Your objective:
Pick out each line in these entries that contains the string "oltárov".
>> begin Input data
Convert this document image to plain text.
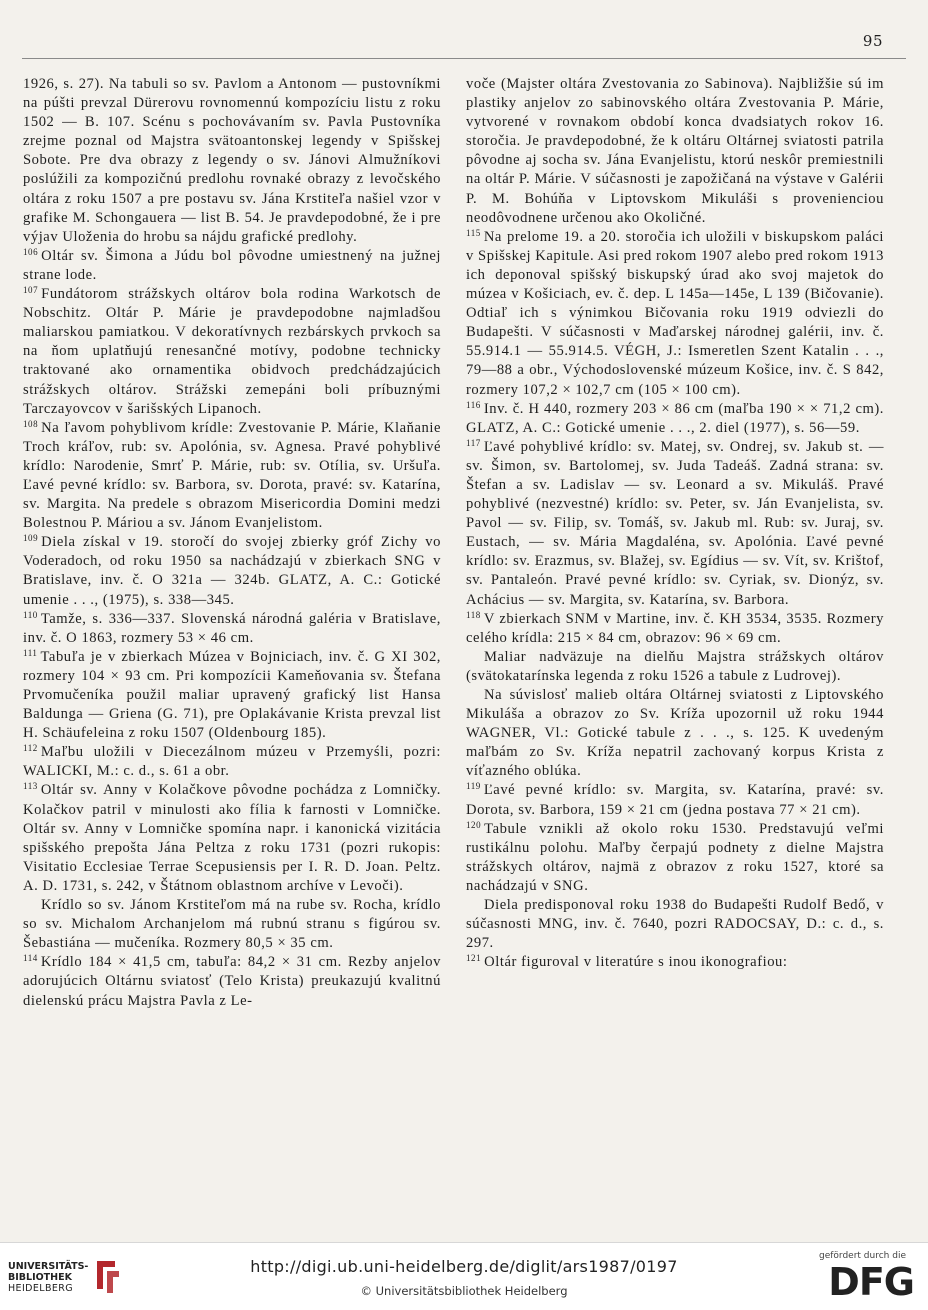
95

1926, s. 27). Na tabuli so sv. Pavlom a Antonom — pustovníkmi na púšti prevzal Dürerovu rovnomennú kompozíciu listu z roku 1502 — B. 107. Scénu s pochovávaním sv. Pavla Pustovníka zrejme poznal od Majstra svätoantonskej legendy v Spišskej Sobote. Pre dva obrazy z legendy o sv. Jánovi Almužníkovi poslúžili za kompozičnú predlohu rovnaké obrazy z levočského oltára z roku 1507 a pre postavu sv. Jána Krstiteľa našiel vzor v grafike M. Schongauera — list B. 54. Je pravdepodobné, že i pre výjav Uloženia do hrobu sa nájdu grafické predlohy.

$^{106}$ Oltár sv. Šimona a Júdu bol pôvodne umiestnený na južnej strane lode.

$^{107}$ Fundátorom strážskych oltárov bola rodina Warkotsch de Nobschitz. Oltár P. Márie je pravdepodobne najmladšou maliarskou pamiatkou. V dekoratívnych rezbárskych prvkoch sa na ňom uplatňujú renesančné motívy, podobne technicky traktované ako ornamentika obidvoch predchádzajúcich strážskych oltárov. Strážski zemepáni boli príbuznými Tarczayovcov v šarišských Lipanoch.

$^{108}$ Na ľavom pohyblivom krídle: Zvestovanie P. Márie, Klaňanie Troch kráľov, rub: sv. Apolónia, sv. Agnesa. Pravé pohyblivé krídlo: Narodenie, Smrť P. Márie, rub: sv. Otília, sv. Uršuľa. Ľavé pevné krídlo: sv. Barbora, sv. Dorota, pravé: sv. Katarína, sv. Margita. Na predele s obrazom Misericordia Domini medzi Bolestnou P. Máriou a sv. Jánom Evanjelistom.

$^{109}$ Diela získal v 19. storočí do svojej zbierky gróf Zichy vo Voderadoch, od roku 1950 sa nachádzajú v zbierkach SNG v Bratislave, inv. č. O 321a — 324b. GLATZ, A. C.: Gotické umenie . . ., (1975), s. 338—345.

$^{110}$ Tamže, s. 336—337. Slovenská národná galéria v Bratislave, inv. č. O 1863, rozmery 53 × 46 cm.

$^{111}$ Tabuľa je v zbierkach Múzea v Bojniciach, inv. č. G XI 302, rozmery 104 × 93 cm. Pri kompozícii Kameňovania sv. Štefana Prvomučeníka použil maliar upravený grafický list Hansa Baldunga — Griena (G. 71), pre Oplakávanie Krista prevzal list H. Schäufeleina z roku 1507 (Oldenbourg 185).

$^{112}$ Maľbu uložili v Diecezálnom múzeu v Przemyśli, pozri: WALICKI, M.: c. d., s. 61 a obr.

$^{113}$ Oltár sv. Anny v Kolačkove pôvodne pochádza z Lomničky. Kolačkov patril v minulosti ako fília k farnosti v Lomničke. Oltár sv. Anny v Lomničke spomína napr. i kanonická vizitácia spišského prepošta Jána Peltza z roku 1731 (pozri rukopis: Visitatio Ecclesiae Terrae Scepusiensis per I. R. D. Joan. Peltz. A. D. 1731, s. 242, v Štátnom oblastnom archíve v Levoči).

Krídlo so sv. Jánom Krstiteľom má na rube sv. Rocha, krídlo so sv. Michalom Archanjelom má rubnú stranu s figúrou sv. Šebastiána — mučeníka. Rozmery 80,5 × 35 cm.

$^{114}$ Krídlo 184 × 41,5 cm, tabuľa: 84,2 × 31 cm. Rezby anjelov adorujúcich Oltárnu sviatosť (Telo Krista) preukazujú kvalitnú dielenskú prácu Majstra Pavla z Le-

voče (Majster oltára Zvestovania zo Sabinova). Najbližšie sú im plastiky anjelov zo sabinovského oltára Zvestovania P. Márie, vytvorené v rovnakom období konca dvadsiatych rokov 16. storočia. Je pravdepodobné, že k oltáru Oltárnej sviatosti patrila pôvodne aj socha sv. Jána Evanjelistu, ktorú neskôr premiestnili na oltár P. Márie. V súčasnosti je zapožičaná na výstave v Galérii P. M. Bohúňa v Liptovskom Mikuláši s provenienciou neodôvodnene určenou ako Okoličné.

$^{115}$ Na prelome 19. a 20. storočia ich uložili v biskupskom paláci v Spišskej Kapitule. Asi pred rokom 1907 alebo pred rokom 1913 ich deponoval spišský biskupský úrad ako svoj majetok do múzea v Košiciach, ev. č. dep. L 145a—145e, L 139 (Bičovanie). Odtiaľ ich s výnimkou Bičovania roku 1919 odviezli do Budapešti. V súčasnosti v Maďarskej národnej galérii, inv. č. 55.914.1 — 55.914.5. VÉGH, J.: Ismeretlen Szent Katalin . . ., 79—88 a obr., Východoslovenské múzeum Košice, inv. č. S 842, rozmery 107,2 × 102,7 cm (105 × 100 cm).

$^{116}$ Inv. č. H 440, rozmery 203 × 86 cm (maľba 190 × × 71,2 cm). GLATZ, A. C.: Gotické umenie . . ., 2. diel (1977), s. 56—59.

$^{117}$ Ľavé pohyblivé krídlo: sv. Matej, sv. Ondrej, sv. Jakub st. — sv. Šimon, sv. Bartolomej, sv. Juda Tadeáš. Zadná strana: sv. Štefan a sv. Ladislav — sv. Leonard a sv. Mikuláš. Pravé pohyblivé (nezvestné) krídlo: sv. Peter, sv. Ján Evanjelista, sv. Pavol — sv. Filip, sv. Tomáš, sv. Jakub ml. Rub: sv. Juraj, sv. Eustach, — sv. Mária Magdaléna, sv. Apolónia. Ľavé pevné krídlo: sv. Erazmus, sv. Blažej, sv. Egídius — sv. Vít, sv. Krištof, sv. Pantaleón. Pravé pevné krídlo: sv. Cyriak, sv. Dionýz, sv. Achácius — sv. Margita, sv. Katarína, sv. Barbora.

$^{118}$ V zbierkach SNM v Martine, inv. č. KH 3534, 3535. Rozmery celého krídla: 215 × 84 cm, obrazov: 96 × 69 cm.

Maliar nadväzuje na dielňu Majstra strážskych oltárov (svätokatarínska legenda z roku 1526 a tabule z Ludrovej).

Na súvislosť malieb oltára Oltárnej sviatosti z Liptovského Mikuláša a obrazov zo Sv. Kríža upozornil už roku 1944 WAGNER, Vl.: Gotické tabule z . . ., s. 125. K uvedeným maľbám zo Sv. Kríža nepatril zachovaný korpus Krista z víťazného oblúka.

$^{119}$ Ľavé pevné krídlo: sv. Margita, sv. Katarína, pravé: sv. Dorota, sv. Barbora, 159 × 21 cm (jedna postava 77 × 21 cm).

$^{120}$ Tabule vznikli až okolo roku 1530. Predstavujú veľmi rustikálnu polohu. Maľby čerpajú podnety z dielne Majstra strážskych oltárov, najmä z obrazov z roku 1527, ktoré sa nachádzajú v SNG.

Diela predisponoval roku 1938 do Budapešti Rudolf Bedő, v súčasnosti MNG, inv. č. 7640, pozri RADOCSAY, D.: c. d., s. 297.

$^{121}$ Oltár figuroval v literatúre s inou ikonografiou:

UNIVERSITÄTS-
BIBLIOTHEK
HEIDELBERG
http://digi.ub.uni-heidelberg.de/diglit/ars1987/0197
© Universitätsbibliothek Heidelberg
gefördert durch die
DFG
>> end Input data
Response to the exercise:
$^{107}$ Fundátorom strážskych oltárov bola rodina Warkotsch de Nobschitz. Oltár P. Márie je pravdepodobne najmladšou maliarskou pamiatkou. V dekoratívnych rezbárskych prvkoch sa na ňom uplatňujú renesančné motívy, podobne technicky traktované ako ornamentika obidvoch predchádzajúcich strážskych oltárov. Strážski zemepáni boli príbuznými Tarczayovcov v šarišských Lipanoch.
Maliar nadväzuje na dielňu Majstra strážskych oltárov (svätokatarínska legenda z roku 1526 a tabule z Ludrovej).
$^{120}$ Tabule vznikli až okolo roku 1530. Predstavujú veľmi rustikálnu polohu. Maľby čerpajú podnety z dielne Majstra strážskych oltárov, najmä z obrazov z roku 1527, ktoré sa nachádzajú v SNG.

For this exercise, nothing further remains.